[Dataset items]

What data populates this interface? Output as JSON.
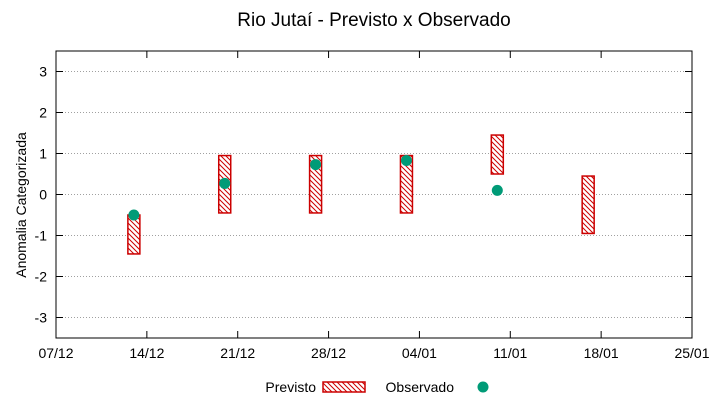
{
  "chart_data": {
    "type": "range-bar",
    "title": "Rio Jutaí - Previsto x Observado",
    "ylabel": "Anomalia Categorizada",
    "xlabel": "",
    "ylim": [
      -3.5,
      3.5
    ],
    "yticks": [
      3,
      2,
      1,
      0,
      -1,
      -2,
      -3
    ],
    "ytick_labels": [
      "3",
      "2",
      "1",
      "0",
      "-1",
      "-2",
      "-3"
    ],
    "xticks": [
      "07/12",
      "14/12",
      "21/12",
      "28/12",
      "04/01",
      "11/01",
      "18/01",
      "25/01"
    ],
    "grid": true,
    "legend_position": "bottom",
    "series": [
      {
        "name": "Previsto",
        "kind": "range",
        "points": [
          {
            "x": "13/12",
            "low": -1.45,
            "high": -0.5
          },
          {
            "x": "20/12",
            "low": -0.45,
            "high": 0.95
          },
          {
            "x": "27/12",
            "low": -0.45,
            "high": 0.95
          },
          {
            "x": "03/01",
            "low": -0.45,
            "high": 0.95
          },
          {
            "x": "10/01",
            "low": 0.5,
            "high": 1.45
          },
          {
            "x": "17/01",
            "low": -0.95,
            "high": 0.45
          }
        ]
      },
      {
        "name": "Observado",
        "kind": "point",
        "points": [
          {
            "x": "13/12",
            "y": -0.5
          },
          {
            "x": "20/12",
            "y": 0.27
          },
          {
            "x": "27/12",
            "y": 0.73
          },
          {
            "x": "03/01",
            "y": 0.83
          },
          {
            "x": "10/01",
            "y": 0.1
          }
        ]
      }
    ],
    "colors": {
      "previsto": "#cc0000",
      "observado": "#009b77",
      "grid": "#a0a0a0"
    }
  }
}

WHAT IS REQUIRED - Set down all the data again exactly as above, pictures excluded.

SOLUTION FOR THIS PROBLEM -
What data populates this interface? Output as JSON.
{
  "chart_data": {
    "type": "range-bar",
    "title": "Rio Jutaí - Previsto x Observado",
    "ylabel": "Anomalia Categorizada",
    "xlabel": "",
    "ylim": [
      -3.5,
      3.5
    ],
    "yticks": [
      3,
      2,
      1,
      0,
      -1,
      -2,
      -3
    ],
    "ytick_labels": [
      "3",
      "2",
      "1",
      "0",
      "-1",
      "-2",
      "-3"
    ],
    "xticks": [
      "07/12",
      "14/12",
      "21/12",
      "28/12",
      "04/01",
      "11/01",
      "18/01",
      "25/01"
    ],
    "grid": true,
    "legend_position": "bottom",
    "series": [
      {
        "name": "Previsto",
        "kind": "range",
        "points": [
          {
            "x": "13/12",
            "low": -1.45,
            "high": -0.5
          },
          {
            "x": "20/12",
            "low": -0.45,
            "high": 0.95
          },
          {
            "x": "27/12",
            "low": -0.45,
            "high": 0.95
          },
          {
            "x": "03/01",
            "low": -0.45,
            "high": 0.95
          },
          {
            "x": "10/01",
            "low": 0.5,
            "high": 1.45
          },
          {
            "x": "17/01",
            "low": -0.95,
            "high": 0.45
          }
        ]
      },
      {
        "name": "Observado",
        "kind": "point",
        "points": [
          {
            "x": "13/12",
            "y": -0.5
          },
          {
            "x": "20/12",
            "y": 0.27
          },
          {
            "x": "27/12",
            "y": 0.73
          },
          {
            "x": "03/01",
            "y": 0.83
          },
          {
            "x": "10/01",
            "y": 0.1
          }
        ]
      }
    ],
    "colors": {
      "previsto": "#cc0000",
      "observado": "#009b77",
      "grid": "#a0a0a0"
    }
  }
}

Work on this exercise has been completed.